__Required work__
Locate and copy each line in the data that contains the word "JSON".

__Dataset rows__
+ + + + + + +

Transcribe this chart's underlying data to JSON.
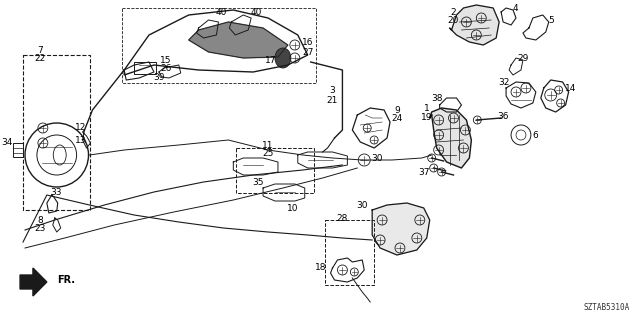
{
  "bg_color": "#f0f0f0",
  "line_color": "#1a1a1a",
  "text_color": "#000000",
  "diagram_code": "SZTAB5310A",
  "fig_width": 6.4,
  "fig_height": 3.2,
  "dpi": 100
}
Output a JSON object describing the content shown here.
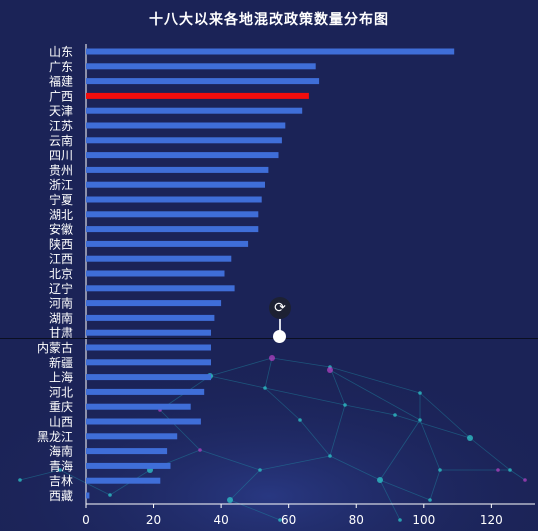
{
  "chart_data": {
    "type": "bar",
    "orientation": "horizontal",
    "title": "十八大以来各地混改政策数量分布图",
    "xlabel": "",
    "ylabel": "",
    "xlim": [
      0,
      130
    ],
    "xticks": [
      0,
      20,
      40,
      60,
      80,
      100,
      120
    ],
    "categories": [
      "山东",
      "广东",
      "福建",
      "广西",
      "天津",
      "江苏",
      "云南",
      "四川",
      "贵州",
      "浙江",
      "宁夏",
      "湖北",
      "安徽",
      "陕西",
      "江西",
      "北京",
      "辽宁",
      "河南",
      "湖南",
      "甘肃",
      "内蒙古",
      "新疆",
      "上海",
      "河北",
      "重庆",
      "山西",
      "黑龙江",
      "海南",
      "青海",
      "吉林",
      "西藏"
    ],
    "values": [
      109,
      68,
      69,
      66,
      64,
      59,
      58,
      57,
      54,
      53,
      52,
      51,
      51,
      48,
      43,
      41,
      44,
      40,
      38,
      37,
      37,
      37,
      37,
      35,
      31,
      34,
      27,
      24,
      25,
      22,
      1
    ],
    "highlight": "广西",
    "colors": {
      "bar": "#3f6ed8",
      "bar_highlight": "#f20d0d",
      "label": "#ffffff",
      "axis": "#ffffff",
      "background": "#1b2357"
    },
    "grid": false
  },
  "controls": {
    "rotate_icon": "⟳"
  }
}
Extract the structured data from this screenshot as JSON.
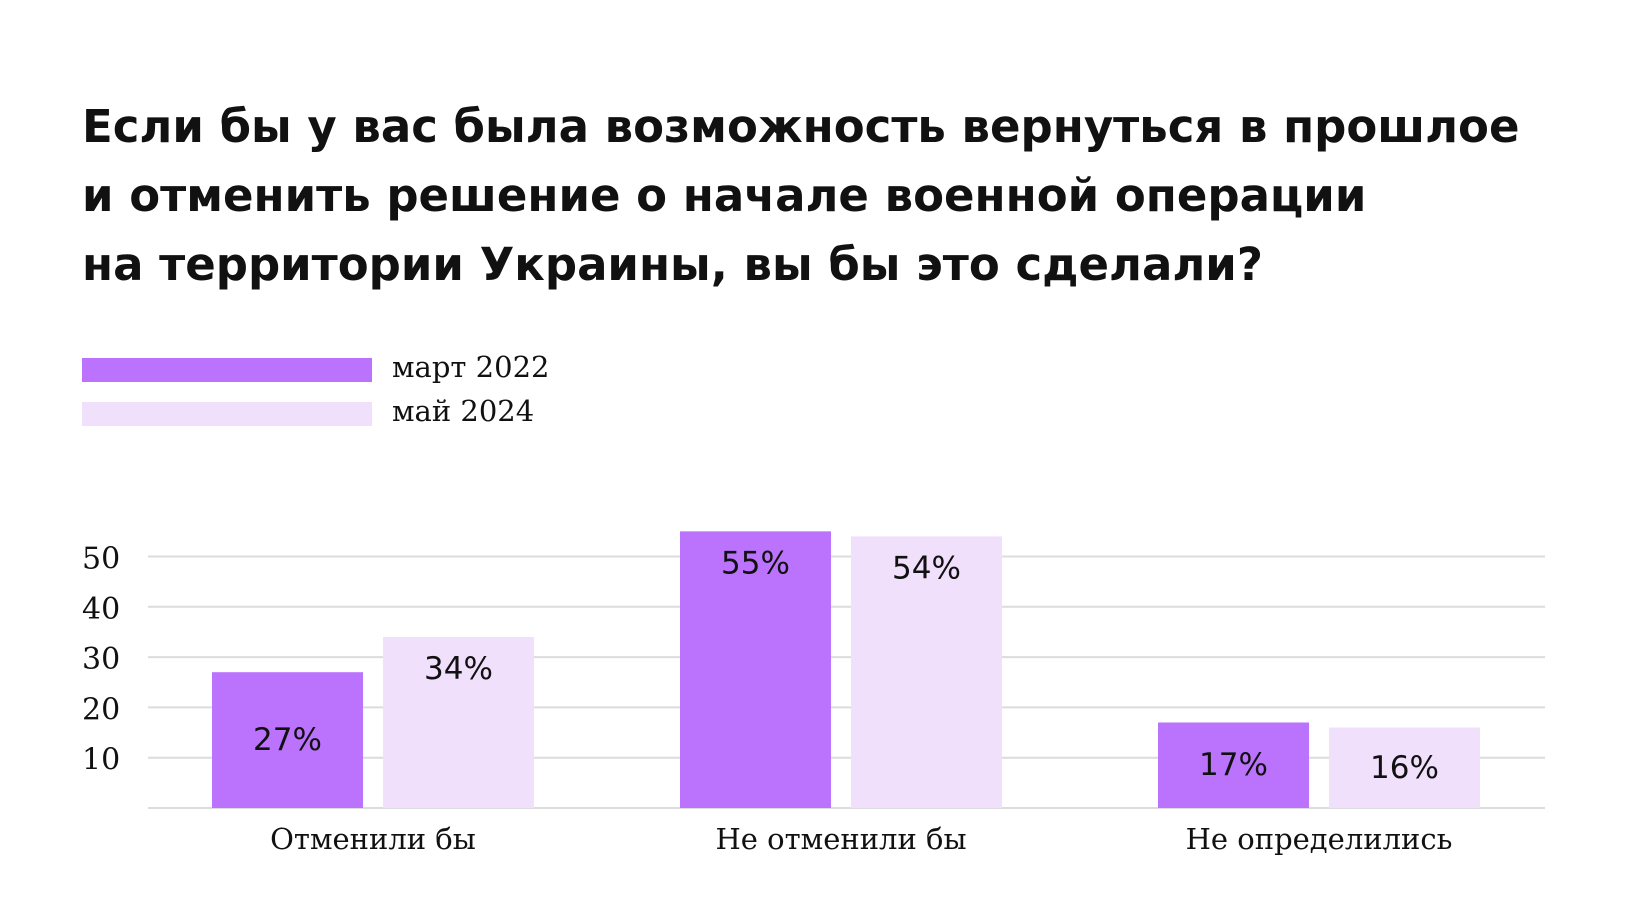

+ + + + + + +

__Finished exercise__
Transcribe this chart's underlying data to JSON.
Output a JSON object describing the content shown here.
Extract the structured data from this screenshot as JSON.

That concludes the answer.